• _Work to be completed_
Continue the forum thread about being a "Nice Guy" below, starting right after its last sentence.

I agree on this. The labels used in NMMNG do cause confusion until you read the book. I suspect the name choice is to bring in those that most need to read it (calling the a doormat probably would not help sales). In this forum, I differentiate it as comparing a "Nice Guy" to being a guy or man who is nice.


----------



## Ten_year_hubby (Jun 24, 2010)

Tall Average Guy said:


> I am going back to your original post. Couple of thoughts:
> 
> 1. Why is it so important to always be thought of as nice?


You're asking the wrong person here. I didn't think is was possible to confront issues, stand up for myself, and demand to be treated as well as I treat my wife and also be thought of as nice. But the op and other posters here seem to be saying they have a program for this so why not try it? What do I have to lose?



Tall Average Guy said:


> 2. Although not stated, your statement above (and those that follow) implies that the only two choices are nice and being a jerk. There are in fact spots in between. Calling your wife out on her poor behavior (and thus enforcing your boundaries) can be done without being a jerk, even if the discussion is not nice. That is, you can be polite, even and calm, while enforcing your boundary. No one likes critizism, but it can be provided in a constructive and productive way. So while my discussion with my boss about where I screwed up might not be nice, I would not call my boss "not nice" if he gave it in a calm and constructive manner.


This is a good example of the kind of misunderstandings I was referring to in my second post. I thought I was pretty clear that I felt the two choice were nice and not nice. Being a jerk is not really on my radar screen although I'm sure people think I'm a jerk sometimes and I'm sorry about that, but I guess I was still misunderstood.



Tall Average Guy said:


> While you can't control her feelings, you can provide an environment that allows her to feel safe. Yelling, screamign and cursing can result in her feeling it is not safe to discuss an issue or open up. Being calm, loving, and willing to listen can result in her opening up. You can't control what she ultimately does, but you can take actions to improve the outcome.


I was responding to the op's making sure his wife felt safe and secure. With all due respect to you and the op, I just not able to make sure how my wife feels. I don't know where yelling, screaming and cursing got into the picture but you may be confusing me for someone else. Nonetheless, I don't think my wife necessarily always feels safe and secure but she's got some problems and there's only so much I can do about it. She has to own her own stuff.

• _Collected data_
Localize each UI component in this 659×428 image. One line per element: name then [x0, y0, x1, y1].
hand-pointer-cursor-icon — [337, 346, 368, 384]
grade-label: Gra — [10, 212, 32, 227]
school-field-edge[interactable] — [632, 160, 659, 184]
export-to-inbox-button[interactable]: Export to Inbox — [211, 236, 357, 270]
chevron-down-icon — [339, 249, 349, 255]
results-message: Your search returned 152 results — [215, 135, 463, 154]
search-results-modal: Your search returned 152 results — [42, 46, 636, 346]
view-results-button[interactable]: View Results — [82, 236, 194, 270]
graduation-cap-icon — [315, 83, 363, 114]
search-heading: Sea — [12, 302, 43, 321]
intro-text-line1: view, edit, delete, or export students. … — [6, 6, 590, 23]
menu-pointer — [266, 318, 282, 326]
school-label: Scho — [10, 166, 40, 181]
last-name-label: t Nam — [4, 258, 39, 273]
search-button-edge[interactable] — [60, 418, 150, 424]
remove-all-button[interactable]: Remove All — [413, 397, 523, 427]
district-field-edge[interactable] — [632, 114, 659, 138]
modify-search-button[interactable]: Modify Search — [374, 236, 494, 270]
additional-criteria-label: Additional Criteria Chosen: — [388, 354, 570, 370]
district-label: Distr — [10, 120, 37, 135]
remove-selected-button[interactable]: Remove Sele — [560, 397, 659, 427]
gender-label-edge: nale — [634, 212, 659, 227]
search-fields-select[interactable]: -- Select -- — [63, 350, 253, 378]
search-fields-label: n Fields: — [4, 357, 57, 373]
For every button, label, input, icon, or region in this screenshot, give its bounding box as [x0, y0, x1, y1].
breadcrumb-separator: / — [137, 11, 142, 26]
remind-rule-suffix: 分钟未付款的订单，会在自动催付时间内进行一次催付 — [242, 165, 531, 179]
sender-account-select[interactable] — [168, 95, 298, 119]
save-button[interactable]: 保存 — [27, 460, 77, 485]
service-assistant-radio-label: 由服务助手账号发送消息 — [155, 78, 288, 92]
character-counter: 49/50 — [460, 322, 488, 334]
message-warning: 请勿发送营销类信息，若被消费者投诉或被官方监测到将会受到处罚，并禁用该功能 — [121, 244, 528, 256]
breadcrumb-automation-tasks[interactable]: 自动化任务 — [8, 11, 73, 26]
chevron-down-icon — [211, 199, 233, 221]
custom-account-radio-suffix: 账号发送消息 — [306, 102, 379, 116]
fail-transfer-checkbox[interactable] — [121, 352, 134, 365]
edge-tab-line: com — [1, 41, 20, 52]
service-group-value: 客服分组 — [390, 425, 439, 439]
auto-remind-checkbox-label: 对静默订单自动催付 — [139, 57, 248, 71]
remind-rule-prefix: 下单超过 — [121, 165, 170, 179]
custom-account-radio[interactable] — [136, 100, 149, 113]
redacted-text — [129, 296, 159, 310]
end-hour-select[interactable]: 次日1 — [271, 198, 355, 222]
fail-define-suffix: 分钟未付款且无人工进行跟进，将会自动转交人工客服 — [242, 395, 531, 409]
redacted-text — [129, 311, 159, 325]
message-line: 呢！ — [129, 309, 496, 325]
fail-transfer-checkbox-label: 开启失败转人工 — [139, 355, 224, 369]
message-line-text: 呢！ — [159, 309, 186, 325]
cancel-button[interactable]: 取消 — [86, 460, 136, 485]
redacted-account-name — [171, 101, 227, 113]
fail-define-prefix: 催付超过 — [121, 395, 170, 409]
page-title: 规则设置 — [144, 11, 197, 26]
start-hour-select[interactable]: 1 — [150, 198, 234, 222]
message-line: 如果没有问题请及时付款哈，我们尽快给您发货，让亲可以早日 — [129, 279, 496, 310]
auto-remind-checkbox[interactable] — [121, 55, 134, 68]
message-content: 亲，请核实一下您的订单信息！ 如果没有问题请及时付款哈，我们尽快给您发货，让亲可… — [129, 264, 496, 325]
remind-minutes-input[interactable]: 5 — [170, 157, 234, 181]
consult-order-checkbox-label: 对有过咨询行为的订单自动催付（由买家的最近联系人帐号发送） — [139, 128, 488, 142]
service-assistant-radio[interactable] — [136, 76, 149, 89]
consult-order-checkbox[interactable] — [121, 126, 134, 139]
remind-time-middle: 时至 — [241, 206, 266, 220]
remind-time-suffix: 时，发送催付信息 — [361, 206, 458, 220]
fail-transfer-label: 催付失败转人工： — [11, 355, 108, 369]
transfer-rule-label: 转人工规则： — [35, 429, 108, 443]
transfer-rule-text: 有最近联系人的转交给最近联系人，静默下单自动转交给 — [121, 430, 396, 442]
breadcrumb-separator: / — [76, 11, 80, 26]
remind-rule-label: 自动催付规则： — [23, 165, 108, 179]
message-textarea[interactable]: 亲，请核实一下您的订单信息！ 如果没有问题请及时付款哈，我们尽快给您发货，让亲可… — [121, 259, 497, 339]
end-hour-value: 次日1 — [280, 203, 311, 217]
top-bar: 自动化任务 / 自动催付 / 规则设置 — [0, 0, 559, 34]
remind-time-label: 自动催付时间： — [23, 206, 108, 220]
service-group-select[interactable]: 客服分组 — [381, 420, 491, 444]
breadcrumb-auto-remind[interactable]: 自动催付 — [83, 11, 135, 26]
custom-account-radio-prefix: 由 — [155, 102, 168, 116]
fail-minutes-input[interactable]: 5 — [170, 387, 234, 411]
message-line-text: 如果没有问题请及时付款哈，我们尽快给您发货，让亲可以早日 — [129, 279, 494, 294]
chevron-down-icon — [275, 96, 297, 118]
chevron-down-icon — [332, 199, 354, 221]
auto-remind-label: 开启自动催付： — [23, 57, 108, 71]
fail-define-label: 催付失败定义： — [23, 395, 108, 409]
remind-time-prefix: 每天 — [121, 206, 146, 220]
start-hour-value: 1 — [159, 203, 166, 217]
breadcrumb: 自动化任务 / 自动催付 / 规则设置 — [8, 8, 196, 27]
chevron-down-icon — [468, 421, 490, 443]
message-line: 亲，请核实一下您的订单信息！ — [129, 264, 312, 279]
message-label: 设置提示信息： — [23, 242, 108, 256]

• _Answer to the exercise_
----------



## Dad&Hubby (Aug 14, 2012)

Ten_year_hubby said:


> I was responding to the op's making sure his wife felt safe and secure. With all due respect to you and the op, I just not able to make sure how my wife feels. I don't know where yelling, screaming and cursing got into the picture but you may be confusing me for someone else. Nonetheless, I don't think my wife necessarily always feels safe and secure but she's got some problems and there's only so much I can do about it. She has to own her own stuff.


You're dead on. Sorry if I said "Make sure she feels xyz". To be specific, I set the tone and atmosphere for her to feel safe and secure. What she ACTUALLY feels will be on her. Kind of like walking into the formal dining room with the fine china set up and the linens and candle light, and then having McyD's whipped out. Sometimes all the atmosphere in the world won't change what actually happens. You can just do everything you can and then it's on the other person. 

My attitude is if I can look myself in the mirror and HONESTLY say, I did EVERYTHING in my power to make it right, without subjugating myself, then I'm okay.

You do have to have a partner who is working with you, not against you. If your partner is intentionally trying to sabotage you or control you (Intentionally as in it's an active thought in their mind instead of a reactionary issue brought on by your behavior).


----------



## Ten_year_hubby (Jun 24, 2010)

Dad&Hubby said:


> It really appears you're struggling TYH. I feel for you. I struggled with the Nice Guy/Doormat issue for years, especially with my ex wife. I was the doormat and I used the "nice guy" excuse to not take responsibility for it.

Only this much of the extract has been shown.